### Work instructions
Only the number is wanted: how many lines in the data contain "desc"?

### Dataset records
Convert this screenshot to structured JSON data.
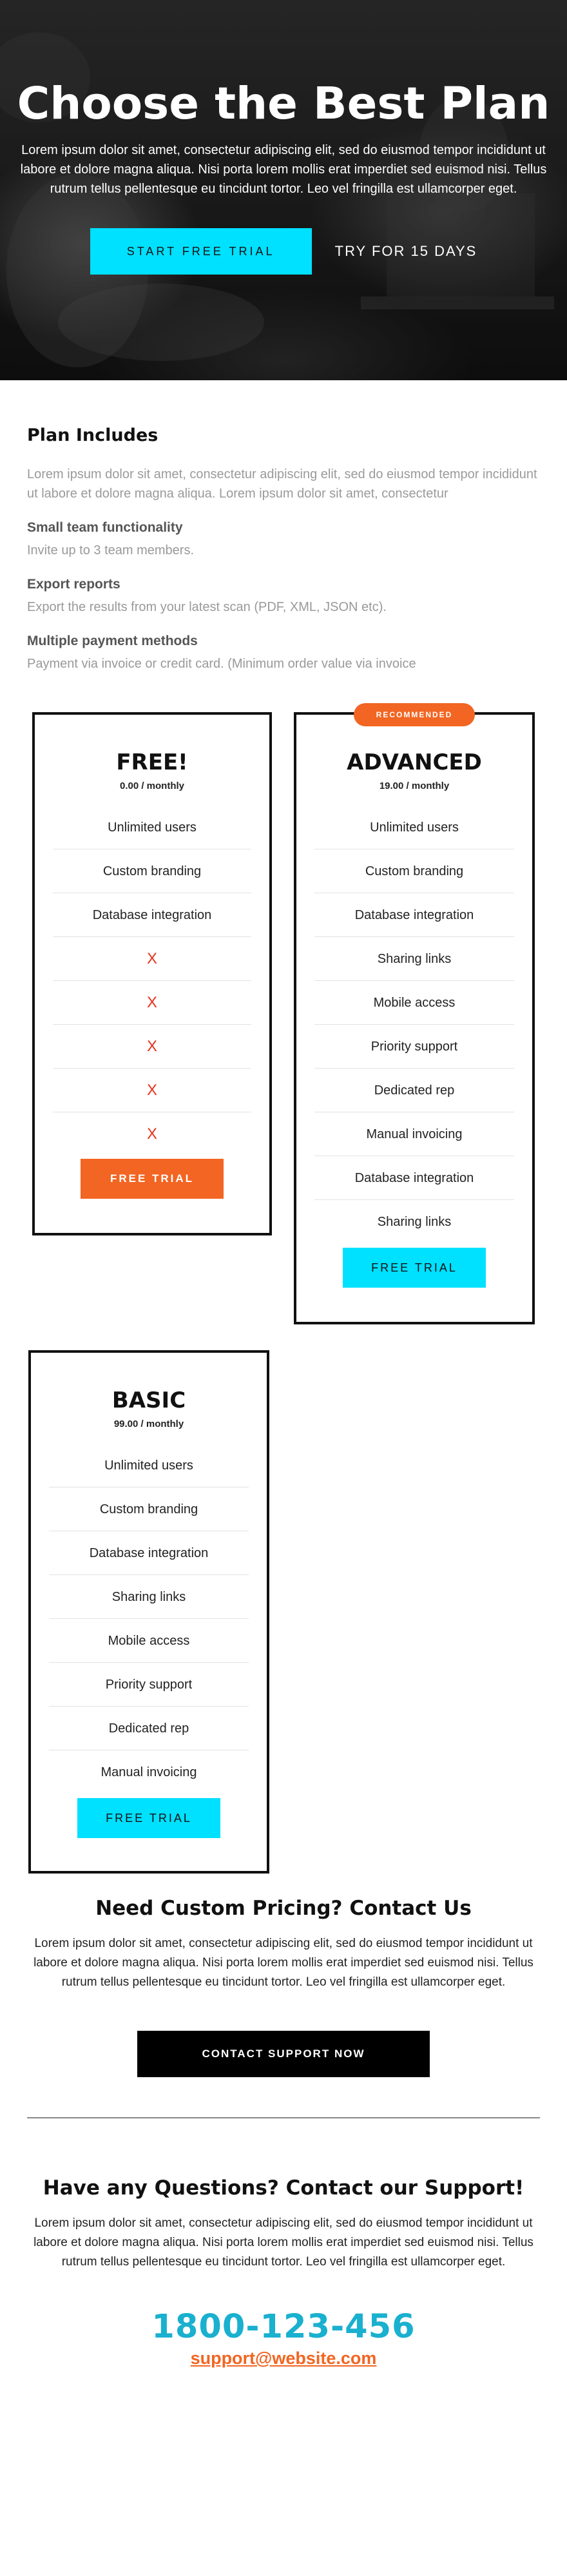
{
  "hero": {
    "title": "Choose the Best Plan",
    "text": "Lorem ipsum dolor sit amet, consectetur adipiscing elit, sed do eiusmod tempor incididunt ut labore et dolore magna aliqua. Nisi porta lorem mollis erat imperdiet sed euismod nisi. Tellus rutrum tellus pellentesque eu tincidunt tortor. Leo vel fringilla est ullamcorper eget.",
    "primary_button": "START FREE TRIAL",
    "secondary_link": "TRY FOR 15 DAYS"
  },
  "includes": {
    "title": "Plan Includes",
    "intro": "Lorem ipsum dolor sit amet, consectetur adipiscing elit, sed do eiusmod tempor incididunt ut labore et dolore magna aliqua. Lorem ipsum dolor sit amet, consectetur",
    "features": [
      {
        "name": "Small team functionality",
        "desc": "Invite up to 3 team members."
      },
      {
        "name": "Export reports",
        "desc": "Export the results from your latest scan (PDF, XML, JSON etc)."
      },
      {
        "name": "Multiple payment methods",
        "desc": "Payment via invoice or credit card. (Minimum order value via invoice"
      }
    ]
  },
  "plans": {
    "free": {
      "name": "FREE!",
      "price": "0.00 / monthly",
      "rows": [
        "Unlimited users",
        "Custom branding",
        "Database integration",
        "X",
        "X",
        "X",
        "X",
        "X"
      ],
      "button": "FREE TRIAL"
    },
    "advanced": {
      "badge": "RECOMMENDED",
      "name": "ADVANCED",
      "price": "19.00 / monthly",
      "rows": [
        "Unlimited users",
        "Custom branding",
        "Database integration",
        "Sharing links",
        "Mobile access",
        "Priority support",
        "Dedicated rep",
        "Manual invoicing",
        "Database integration",
        "Sharing links"
      ],
      "button": "FREE TRIAL"
    },
    "basic": {
      "name": "BASIC",
      "price": "99.00 / monthly",
      "rows": [
        "Unlimited users",
        "Custom branding",
        "Database integration",
        "Sharing links",
        "Mobile access",
        "Priority support",
        "Dedicated rep",
        "Manual invoicing"
      ],
      "button": "FREE TRIAL"
    }
  },
  "custom": {
    "title": "Need Custom Pricing? Contact Us",
    "text": "Lorem ipsum dolor sit amet, consectetur adipiscing elit, sed do eiusmod tempor incididunt ut labore et dolore magna aliqua. Nisi porta lorem mollis erat imperdiet sed euismod nisi. Tellus rutrum tellus pellentesque eu tincidunt tortor. Leo vel fringilla est ullamcorper eget.",
    "button": "CONTACT SUPPORT NOW"
  },
  "support": {
    "title": "Have any Questions? Contact our Support!",
    "text": "Lorem ipsum dolor sit amet, consectetur adipiscing elit, sed do eiusmod tempor incididunt ut labore et dolore magna aliqua. Nisi porta lorem mollis erat imperdiet sed euismod nisi. Tellus rutrum tellus pellentesque eu tincidunt tortor. Leo vel fringilla est ullamcorper eget.",
    "phone": "1800-123-456",
    "email": "support@website.com"
  },
  "colors": {
    "accent_cyan": "#00e0ff",
    "accent_orange": "#f26522",
    "phone_blue": "#1ab0cf",
    "negative_x": "#e8321e"
  }
}
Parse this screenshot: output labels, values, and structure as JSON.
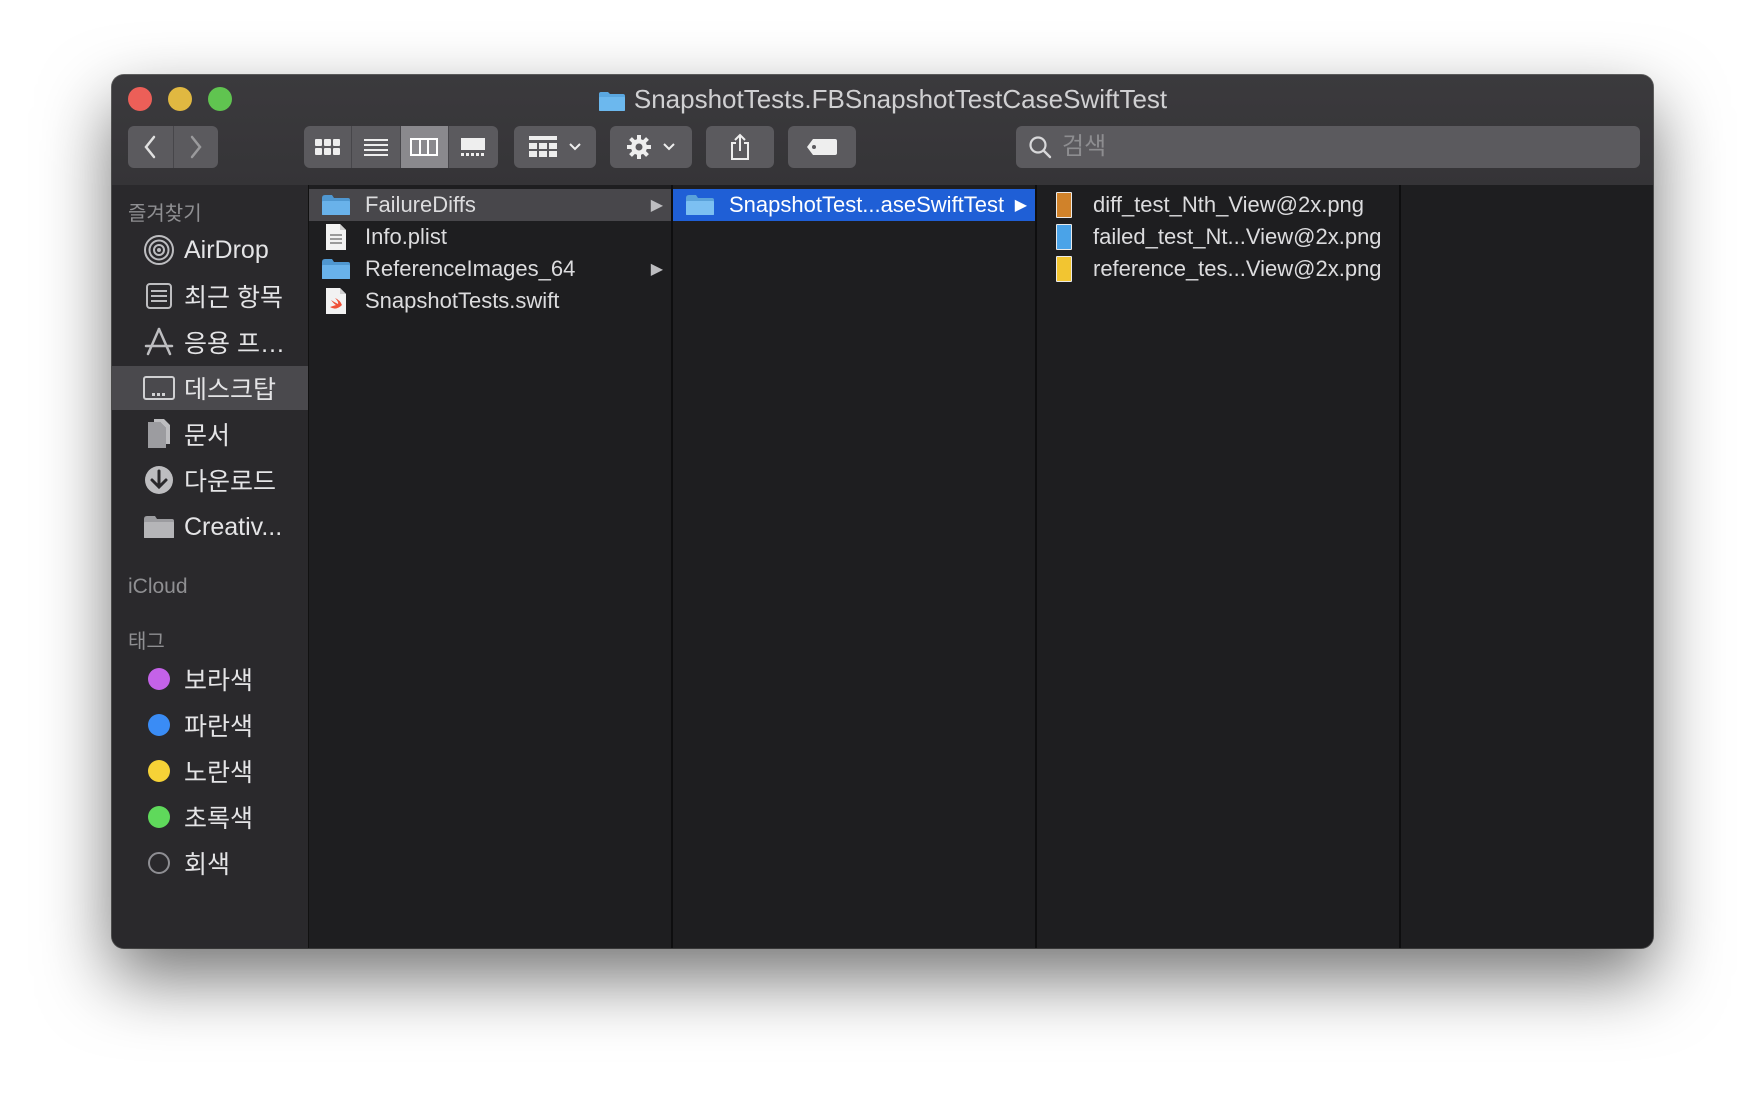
{
  "window": {
    "title": "SnapshotTests.FBSnapshotTestCaseSwiftTest"
  },
  "search": {
    "placeholder": "검색"
  },
  "sidebar": {
    "favorites_header": "즐겨찾기",
    "favorites": [
      {
        "label": "AirDrop",
        "icon": "airdrop-icon"
      },
      {
        "label": "최근 항목",
        "icon": "recents-icon"
      },
      {
        "label": "응용 프…",
        "icon": "applications-icon"
      },
      {
        "label": "데스크탑",
        "icon": "desktop-icon"
      },
      {
        "label": "문서",
        "icon": "documents-icon"
      },
      {
        "label": "다운로드",
        "icon": "downloads-icon"
      },
      {
        "label": "Creativ...",
        "icon": "folder-icon"
      }
    ],
    "icloud_header": "iCloud",
    "tags_header": "태그",
    "tags": [
      {
        "label": "보라색",
        "color": "#c462e8"
      },
      {
        "label": "파란색",
        "color": "#3a8cf5"
      },
      {
        "label": "노란색",
        "color": "#f6d237"
      },
      {
        "label": "초록색",
        "color": "#5fd95b"
      },
      {
        "label": "회색",
        "color": "#8e8e93"
      }
    ]
  },
  "columns": [
    {
      "items": [
        {
          "label": "FailureDiffs",
          "icon": "folder-icon",
          "has_children": true,
          "arrow": "▶"
        },
        {
          "label": "Info.plist",
          "icon": "plist-file-icon",
          "has_children": false
        },
        {
          "label": "ReferenceImages_64",
          "icon": "folder-icon",
          "has_children": true,
          "arrow": "▶"
        },
        {
          "label": "SnapshotTests.swift",
          "icon": "swift-file-icon",
          "has_children": false
        }
      ]
    },
    {
      "items": [
        {
          "label": "SnapshotTest...aseSwiftTest",
          "icon": "folder-icon",
          "has_children": true,
          "arrow": "▶"
        }
      ]
    },
    {
      "items": [
        {
          "label": "diff_test_Nth_View@2x.png",
          "icon": "png-file-icon",
          "color": "#d0822a"
        },
        {
          "label": "failed_test_Nt...View@2x.png",
          "icon": "png-file-icon",
          "color": "#4aa3e8"
        },
        {
          "label": "reference_tes...View@2x.png",
          "icon": "png-file-icon",
          "color": "#f2c531"
        }
      ]
    }
  ]
}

### Result of the exercise
3